(Box annotation data)
--------

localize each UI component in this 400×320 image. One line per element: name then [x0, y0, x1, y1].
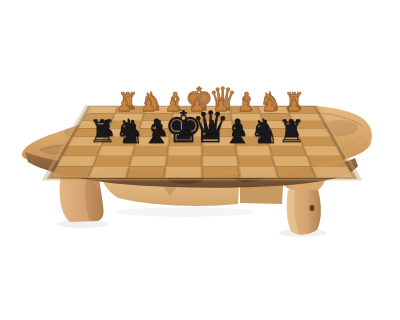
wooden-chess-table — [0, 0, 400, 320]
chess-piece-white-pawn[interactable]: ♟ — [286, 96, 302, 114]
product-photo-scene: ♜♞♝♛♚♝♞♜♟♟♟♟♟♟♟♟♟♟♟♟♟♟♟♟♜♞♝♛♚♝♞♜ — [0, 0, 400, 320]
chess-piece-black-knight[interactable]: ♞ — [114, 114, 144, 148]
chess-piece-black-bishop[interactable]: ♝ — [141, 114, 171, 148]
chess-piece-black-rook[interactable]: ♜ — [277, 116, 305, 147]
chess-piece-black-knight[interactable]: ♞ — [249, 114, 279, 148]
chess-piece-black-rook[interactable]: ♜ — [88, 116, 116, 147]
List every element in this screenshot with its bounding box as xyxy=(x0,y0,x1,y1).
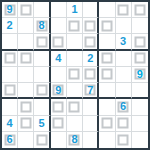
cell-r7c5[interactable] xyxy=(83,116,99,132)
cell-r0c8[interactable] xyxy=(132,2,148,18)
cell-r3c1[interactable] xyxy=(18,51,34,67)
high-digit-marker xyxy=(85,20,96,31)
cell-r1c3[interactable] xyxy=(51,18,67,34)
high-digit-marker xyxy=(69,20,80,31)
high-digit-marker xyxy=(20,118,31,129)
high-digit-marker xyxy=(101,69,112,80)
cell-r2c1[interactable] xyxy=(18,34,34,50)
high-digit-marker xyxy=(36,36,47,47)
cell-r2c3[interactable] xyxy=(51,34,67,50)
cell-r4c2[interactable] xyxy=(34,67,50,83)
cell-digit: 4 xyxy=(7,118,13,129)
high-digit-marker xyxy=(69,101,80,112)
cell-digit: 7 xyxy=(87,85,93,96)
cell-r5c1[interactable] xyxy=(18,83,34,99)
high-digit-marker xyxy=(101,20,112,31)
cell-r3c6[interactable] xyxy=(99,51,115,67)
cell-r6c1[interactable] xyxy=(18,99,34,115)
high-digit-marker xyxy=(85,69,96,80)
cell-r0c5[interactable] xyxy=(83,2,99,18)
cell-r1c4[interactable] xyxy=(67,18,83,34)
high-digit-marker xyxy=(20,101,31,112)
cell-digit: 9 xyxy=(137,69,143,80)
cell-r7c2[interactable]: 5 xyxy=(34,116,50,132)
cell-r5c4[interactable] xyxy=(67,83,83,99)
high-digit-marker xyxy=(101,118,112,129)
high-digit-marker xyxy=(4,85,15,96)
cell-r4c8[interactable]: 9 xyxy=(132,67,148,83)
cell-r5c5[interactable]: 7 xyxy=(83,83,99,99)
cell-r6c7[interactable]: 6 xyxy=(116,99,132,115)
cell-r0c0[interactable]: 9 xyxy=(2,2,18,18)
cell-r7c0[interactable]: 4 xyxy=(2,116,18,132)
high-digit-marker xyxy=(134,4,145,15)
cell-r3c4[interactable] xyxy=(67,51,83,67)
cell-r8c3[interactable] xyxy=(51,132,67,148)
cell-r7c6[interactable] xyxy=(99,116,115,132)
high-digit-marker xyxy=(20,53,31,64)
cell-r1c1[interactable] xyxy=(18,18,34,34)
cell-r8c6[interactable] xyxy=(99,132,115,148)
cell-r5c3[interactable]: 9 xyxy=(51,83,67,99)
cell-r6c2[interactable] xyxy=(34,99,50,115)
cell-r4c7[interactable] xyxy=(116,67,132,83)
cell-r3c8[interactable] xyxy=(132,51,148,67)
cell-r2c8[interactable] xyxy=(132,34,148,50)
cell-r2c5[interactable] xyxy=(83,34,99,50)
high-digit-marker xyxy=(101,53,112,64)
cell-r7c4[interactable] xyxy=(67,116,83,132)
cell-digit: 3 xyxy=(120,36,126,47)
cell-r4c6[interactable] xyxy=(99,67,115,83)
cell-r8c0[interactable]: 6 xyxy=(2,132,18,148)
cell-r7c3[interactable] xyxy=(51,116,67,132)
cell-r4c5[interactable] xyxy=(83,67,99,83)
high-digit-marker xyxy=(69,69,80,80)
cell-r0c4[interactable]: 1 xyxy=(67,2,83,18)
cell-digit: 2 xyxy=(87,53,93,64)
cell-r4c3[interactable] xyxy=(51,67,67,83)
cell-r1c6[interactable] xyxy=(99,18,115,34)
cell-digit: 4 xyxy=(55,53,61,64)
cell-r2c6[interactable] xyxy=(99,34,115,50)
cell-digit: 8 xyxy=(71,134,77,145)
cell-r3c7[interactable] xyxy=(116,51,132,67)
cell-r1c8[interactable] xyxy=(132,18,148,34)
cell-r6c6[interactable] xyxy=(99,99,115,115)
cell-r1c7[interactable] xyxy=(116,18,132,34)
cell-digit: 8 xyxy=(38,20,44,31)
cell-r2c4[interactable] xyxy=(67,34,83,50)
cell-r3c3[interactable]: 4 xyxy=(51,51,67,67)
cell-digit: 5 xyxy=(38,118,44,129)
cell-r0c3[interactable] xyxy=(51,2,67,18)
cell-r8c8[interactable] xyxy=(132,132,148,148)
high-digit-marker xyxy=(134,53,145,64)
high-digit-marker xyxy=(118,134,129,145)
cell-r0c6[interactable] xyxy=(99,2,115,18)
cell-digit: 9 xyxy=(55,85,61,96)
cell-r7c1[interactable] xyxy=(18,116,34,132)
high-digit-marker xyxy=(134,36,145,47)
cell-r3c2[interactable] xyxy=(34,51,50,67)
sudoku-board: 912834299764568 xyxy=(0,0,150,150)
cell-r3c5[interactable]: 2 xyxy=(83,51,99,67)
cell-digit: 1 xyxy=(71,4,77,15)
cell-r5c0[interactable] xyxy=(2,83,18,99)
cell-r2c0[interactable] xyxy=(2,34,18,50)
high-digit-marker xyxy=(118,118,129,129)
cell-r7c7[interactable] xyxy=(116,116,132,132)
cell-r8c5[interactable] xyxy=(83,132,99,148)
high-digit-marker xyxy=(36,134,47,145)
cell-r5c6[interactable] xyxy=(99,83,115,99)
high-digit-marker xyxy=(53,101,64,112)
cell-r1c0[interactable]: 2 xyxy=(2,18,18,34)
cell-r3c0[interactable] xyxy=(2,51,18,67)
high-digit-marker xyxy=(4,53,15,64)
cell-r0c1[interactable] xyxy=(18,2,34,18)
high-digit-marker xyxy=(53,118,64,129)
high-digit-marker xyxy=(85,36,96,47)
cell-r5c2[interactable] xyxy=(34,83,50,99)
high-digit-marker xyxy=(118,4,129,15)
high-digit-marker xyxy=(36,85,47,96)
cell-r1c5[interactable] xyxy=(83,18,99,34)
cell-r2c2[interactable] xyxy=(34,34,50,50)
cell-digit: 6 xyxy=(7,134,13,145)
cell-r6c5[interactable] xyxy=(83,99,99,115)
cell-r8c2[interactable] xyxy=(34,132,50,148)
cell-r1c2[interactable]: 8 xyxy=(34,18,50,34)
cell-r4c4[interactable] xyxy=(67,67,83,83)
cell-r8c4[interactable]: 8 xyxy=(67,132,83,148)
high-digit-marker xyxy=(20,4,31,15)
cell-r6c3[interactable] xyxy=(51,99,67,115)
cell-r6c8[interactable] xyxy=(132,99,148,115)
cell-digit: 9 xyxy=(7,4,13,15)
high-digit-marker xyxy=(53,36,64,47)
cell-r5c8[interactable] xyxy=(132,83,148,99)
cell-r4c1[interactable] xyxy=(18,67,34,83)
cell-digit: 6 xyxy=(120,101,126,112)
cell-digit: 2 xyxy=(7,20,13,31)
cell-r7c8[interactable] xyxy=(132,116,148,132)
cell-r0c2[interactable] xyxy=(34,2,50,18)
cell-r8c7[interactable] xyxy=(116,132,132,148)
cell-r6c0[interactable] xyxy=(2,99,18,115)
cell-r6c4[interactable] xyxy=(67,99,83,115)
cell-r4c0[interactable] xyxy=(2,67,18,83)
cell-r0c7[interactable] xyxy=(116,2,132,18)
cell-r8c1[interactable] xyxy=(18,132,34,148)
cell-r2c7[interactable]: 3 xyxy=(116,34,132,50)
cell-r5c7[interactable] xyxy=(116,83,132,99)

--------

**YOUR OBJECTIVE**:
Format the lines from the start of the listing through the line with "List every element" as a JSON list of strings, one string per line. Skip blank lines and leave out the picture.

**OUTPUT OF THE EXERCISE**:
[
  "localize each UI component in this 400×320 image. One line per element: name then [x0, y0, x1, y1].",
  "wooden-chess-table — [0, 0, 400, 320]",
  "chess-piece-white-pawn[interactable]: ♟ — [286, 96, 302, 114]",
  "product-photo-scene: ♜♞♝♛♚♝♞♜♟♟♟♟♟♟♟♟♟♟♟♟♟♟♟♟♜♞♝♛♚♝♞♜ — [0, 0, 400, 320]",
  "chess-piece-black-knight[interactable]: ♞ — [114, 114, 144, 148]",
  "chess-piece-black-bishop[interactable]: ♝ — [141, 114, 171, 148]",
  "chess-piece-black-rook[interactable]: ♜ — [277, 116, 305, 147]",
  "chess-piece-black-knight[interactable]: ♞ — [249, 114, 279, 148]",
  "chess-piece-black-rook[interactable]: ♜ — [88, 116, 116, 147]",
  "List every element in this screenshot with its bounding box as xyxy=(x0,y0,x1,y1)."
]